- _Work to be completed_: Transcribe the records that follow. Keep every word exactly, and drop the pictures.

- _Available data_:
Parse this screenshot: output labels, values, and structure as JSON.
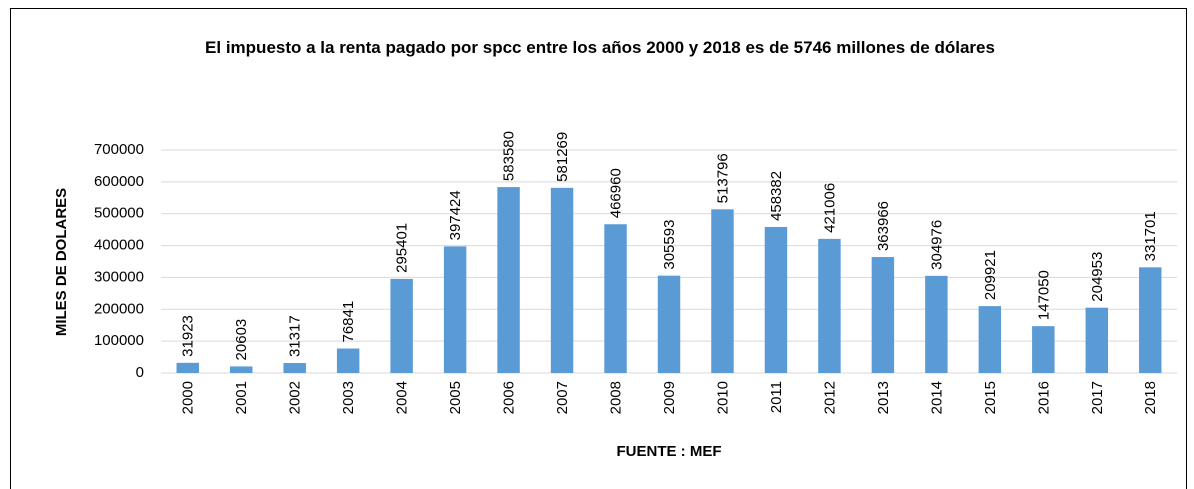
{
  "chart_data": {
    "type": "bar",
    "title": "El impuesto a la renta pagado por spcc entre los años 2000 y 2018 es de 5746 millones de dólares",
    "x_label": "FUENTE : MEF",
    "y_label": "MILES DE DOLARES",
    "categories": [
      "2000",
      "2001",
      "2002",
      "2003",
      "2004",
      "2005",
      "2006",
      "2007",
      "2008",
      "2009",
      "2010",
      "2011",
      "2012",
      "2013",
      "2014",
      "2015",
      "2016",
      "2017",
      "2018"
    ],
    "values": [
      31923,
      20603,
      31317,
      76841,
      295401,
      397424,
      583580,
      581269,
      466960,
      305593,
      513796,
      458382,
      421006,
      363966,
      304976,
      209921,
      147050,
      204953,
      331701
    ],
    "color": "#5b9bd5",
    "ylim": [
      0,
      700000
    ],
    "yticks": [
      0,
      100000,
      200000,
      300000,
      400000,
      500000,
      600000,
      700000
    ],
    "grid": true
  }
}
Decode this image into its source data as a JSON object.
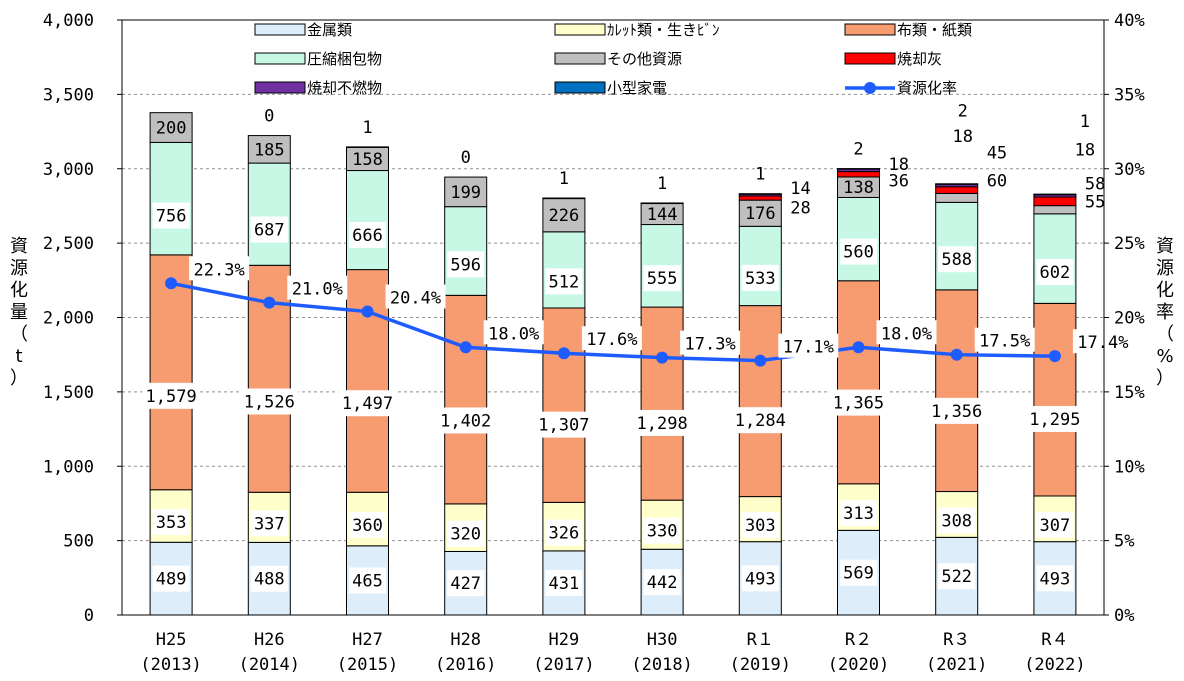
{
  "chart_data": {
    "type": "bar",
    "categories": [
      [
        "H25",
        "(2013)"
      ],
      [
        "H26",
        "(2014)"
      ],
      [
        "H27",
        "(2015)"
      ],
      [
        "H28",
        "(2016)"
      ],
      [
        "H29",
        "(2017)"
      ],
      [
        "H30",
        "(2018)"
      ],
      [
        "R１",
        "(2019)"
      ],
      [
        "R２",
        "(2020)"
      ],
      [
        "R３",
        "(2021)"
      ],
      [
        "R４",
        "(2022)"
      ]
    ],
    "ylabel": "資源化量（t）",
    "y2label": "資源化率（%）",
    "ylim": [
      0,
      4000
    ],
    "yticks": [
      "0",
      "500",
      "1,000",
      "1,500",
      "2,000",
      "2,500",
      "3,000",
      "3,500",
      "4,000"
    ],
    "y2lim": [
      0,
      40
    ],
    "y2ticks": [
      "0%",
      "5%",
      "10%",
      "15%",
      "20%",
      "25%",
      "30%",
      "35%",
      "40%"
    ],
    "legend_position": "top",
    "series": [
      {
        "name": "金属類",
        "color": "#DDEEFA",
        "values": [
          489,
          488,
          465,
          427,
          431,
          442,
          493,
          569,
          522,
          493
        ]
      },
      {
        "name": "ｶﾚｯﾄ類・生きﾋﾞﾝ",
        "color": "#FFFFCC",
        "values": [
          353,
          337,
          360,
          320,
          326,
          330,
          303,
          313,
          308,
          307
        ]
      },
      {
        "name": "布類・紙類",
        "color": "#F79B70",
        "values": [
          1579,
          1526,
          1497,
          1402,
          1307,
          1298,
          1284,
          1365,
          1356,
          1295
        ]
      },
      {
        "name": "圧縮梱包物",
        "color": "#C6F8E5",
        "values": [
          756,
          687,
          666,
          596,
          512,
          555,
          533,
          560,
          588,
          602
        ]
      },
      {
        "name": "その他資源",
        "color": "#BFBFBF",
        "values": [
          200,
          185,
          158,
          199,
          226,
          144,
          176,
          138,
          60,
          55
        ]
      },
      {
        "name": "焼却灰",
        "color": "#FF0000",
        "values": [
          0,
          0,
          0,
          0,
          0,
          0,
          28,
          36,
          45,
          58
        ]
      },
      {
        "name": "焼却不燃物",
        "color": "#7030A0",
        "values": [
          0,
          0,
          0,
          0,
          0,
          0,
          14,
          18,
          18,
          18
        ]
      },
      {
        "name": "小型家電",
        "color": "#0070C0",
        "values": [
          0,
          0,
          1,
          0,
          1,
          1,
          1,
          2,
          2,
          1
        ]
      }
    ],
    "line_series": {
      "name": "資源化率",
      "color": "#1F5CFF",
      "values": [
        22.3,
        21.0,
        20.4,
        18.0,
        17.6,
        17.3,
        17.1,
        18.0,
        17.5,
        17.4
      ],
      "labels": [
        "22.3%",
        "21.0%",
        "20.4%",
        "18.0%",
        "17.6%",
        "17.3%",
        "17.1%",
        "18.0%",
        "17.5%",
        "17.4%"
      ]
    },
    "data_labels": {
      "metal": [
        "489",
        "488",
        "465",
        "427",
        "431",
        "442",
        "493",
        "569",
        "522",
        "493"
      ],
      "cullet": [
        "353",
        "337",
        "360",
        "320",
        "326",
        "330",
        "303",
        "313",
        "308",
        "307"
      ],
      "cloth_paper": [
        "1,579",
        "1,526",
        "1,497",
        "1,402",
        "1,307",
        "1,298",
        "1,284",
        "1,365",
        "1,356",
        "1,295"
      ],
      "compressed": [
        "756",
        "687",
        "666",
        "596",
        "512",
        "555",
        "533",
        "560",
        "588",
        "602"
      ],
      "other": [
        "200",
        "185",
        "158",
        "199",
        "226",
        "144",
        "176",
        "138",
        "60",
        "55"
      ],
      "ash": [
        "",
        "",
        "",
        "",
        "",
        "",
        "28",
        "36",
        "45",
        "58"
      ],
      "incombustible": [
        "",
        "",
        "",
        "",
        "",
        "",
        "14",
        "18",
        "18",
        "18"
      ],
      "small_appliance": [
        "",
        "0",
        "1",
        "0",
        "1",
        "1",
        "1",
        "2",
        "2",
        "1"
      ]
    }
  }
}
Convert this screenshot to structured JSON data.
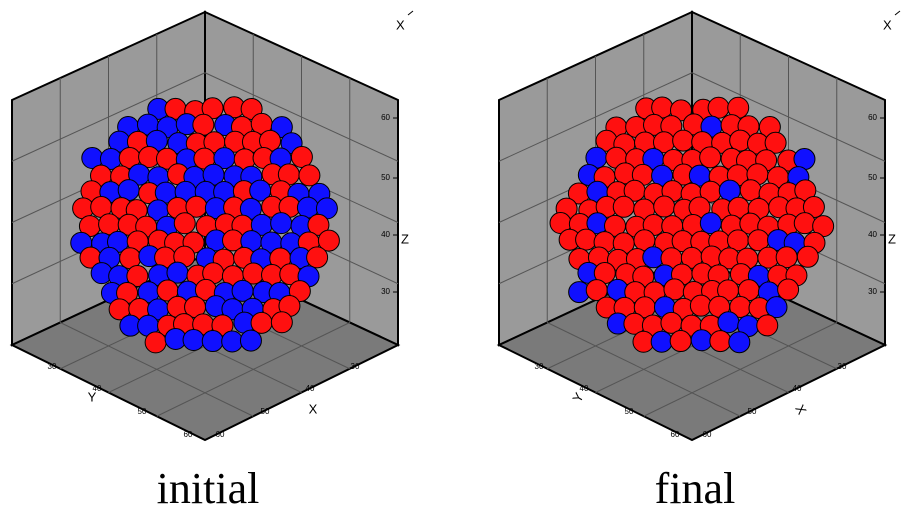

- _Result of the task_:
Parse this screenshot: output labels, values, and structure as JSON.
{
  "chart_data": {
    "type": "bar",
    "title": "El impuesto a la renta pagado por spcc entre los años 2000 y 2018 es de 5746 millones de dólares",
    "x_label": "FUENTE : MEF",
    "y_label": "MILES DE DOLARES",
    "categories": [
      "2000",
      "2001",
      "2002",
      "2003",
      "2004",
      "2005",
      "2006",
      "2007",
      "2008",
      "2009",
      "2010",
      "2011",
      "2012",
      "2013",
      "2014",
      "2015",
      "2016",
      "2017",
      "2018"
    ],
    "values": [
      31923,
      20603,
      31317,
      76841,
      295401,
      397424,
      583580,
      581269,
      466960,
      305593,
      513796,
      458382,
      421006,
      363966,
      304976,
      209921,
      147050,
      204953,
      331701
    ],
    "color": "#5b9bd5",
    "ylim": [
      0,
      700000
    ],
    "yticks": [
      0,
      100000,
      200000,
      300000,
      400000,
      500000,
      600000,
      700000
    ],
    "grid": true
  }
}
Decode this image into its source data as a JSON object.
{
  "chart_data": {
    "type": "bar",
    "categories": [
      [
        "H25",
        "(2013)"
      ],
      [
        "H26",
        "(2014)"
      ],
      [
        "H27",
        "(2015)"
      ],
      [
        "H28",
        "(2016)"
      ],
      [
        "H29",
        "(2017)"
      ],
      [
        "H30",
        "(2018)"
      ],
      [
        "R１",
        "(2019)"
      ],
      [
        "R２",
        "(2020)"
      ],
      [
        "R３",
        "(2021)"
      ],
      [
        "R４",
        "(2022)"
      ]
    ],
    "ylabel": "資源化量（t）",
    "y2label": "資源化率（%）",
    "ylim": [
      0,
      4000
    ],
    "yticks": [
      "0",
      "500",
      "1,000",
      "1,500",
      "2,000",
      "2,500",
      "3,000",
      "3,500",
      "4,000"
    ],
    "y2lim": [
      0,
      40
    ],
    "y2ticks": [
      "0%",
      "5%",
      "10%",
      "15%",
      "20%",
      "25%",
      "30%",
      "35%",
      "40%"
    ],
    "legend_position": "top",
    "series": [
      {
        "name": "金属類",
        "color": "#DDEEFA",
        "values": [
          489,
          488,
          465,
          427,
          431,
          442,
          493,
          569,
          522,
          493
        ]
      },
      {
        "name": "ｶﾚｯﾄ類・生きﾋﾞﾝ",
        "color": "#FFFFCC",
        "values": [
          353,
          337,
          360,
          320,
          326,
          330,
          303,
          313,
          308,
          307
        ]
      },
      {
        "name": "布類・紙類",
        "color": "#F79B70",
        "values": [
          1579,
          1526,
          1497,
          1402,
          1307,
          1298,
          1284,
          1365,
          1356,
          1295
        ]
      },
      {
        "name": "圧縮梱包物",
        "color": "#C6F8E5",
        "values": [
          756,
          687,
          666,
          596,
          512,
          555,
          533,
          560,
          588,
          602
        ]
      },
      {
        "name": "その他資源",
        "color": "#BFBFBF",
        "values": [
          200,
          185,
          158,
          199,
          226,
          144,
          176,
          138,
          60,
          55
        ]
      },
      {
        "name": "焼却灰",
        "color": "#FF0000",
        "values": [
          0,
          0,
          0,
          0,
          0,
          0,
          28,
          36,
          45,
          58
        ]
      },
      {
        "name": "焼却不燃物",
        "color": "#7030A0",
        "values": [
          0,
          0,
          0,
          0,
          0,
          0,
          14,
          18,
          18,
          18
        ]
      },
      {
        "name": "小型家電",
        "color": "#0070C0",
        "values": [
          0,
          0,
          1,
          0,
          1,
          1,
          1,
          2,
          2,
          1
        ]
      }
    ],
    "line_series": {
      "name": "資源化率",
      "color": "#1F5CFF",
      "values": [
        22.3,
        21.0,
        20.4,
        18.0,
        17.6,
        17.3,
        17.1,
        18.0,
        17.5,
        17.4
      ],
      "labels": [
        "22.3%",
        "21.0%",
        "20.4%",
        "18.0%",
        "17.6%",
        "17.3%",
        "17.1%",
        "18.0%",
        "17.5%",
        "17.4%"
      ]
    },
    "data_labels": {
      "metal": [
        "489",
        "488",
        "465",
        "427",
        "431",
        "442",
        "493",
        "569",
        "522",
        "493"
      ],
      "cullet": [
        "353",
        "337",
        "360",
        "320",
        "326",
        "330",
        "303",
        "313",
        "308",
        "307"
      ],
      "cloth_paper": [
        "1,579",
        "1,526",
        "1,497",
        "1,402",
        "1,307",
        "1,298",
        "1,284",
        "1,365",
        "1,356",
        "1,295"
      ],
      "compressed": [
        "756",
        "687",
        "666",
        "596",
        "512",
        "555",
        "533",
        "560",
        "588",
        "602"
      ],
      "other": [
        "200",
        "185",
        "158",
        "199",
        "226",
        "144",
        "176",
        "138",
        "60",
        "55"
      ],
      "ash": [
        "",
        "",
        "",
        "",
        "",
        "",
        "28",
        "36",
        "45",
        "58"
      ],
      "incombustible": [
        "",
        "",
        "",
        "",
        "",
        "",
        "14",
        "18",
        "18",
        "18"
      ],
      "small_appliance": [
        "",
        "0",
        "1",
        "0",
        "1",
        "1",
        "1",
        "2",
        "2",
        "1"
      ]
    }
  }
}
Convert this screenshot to structured JSON data.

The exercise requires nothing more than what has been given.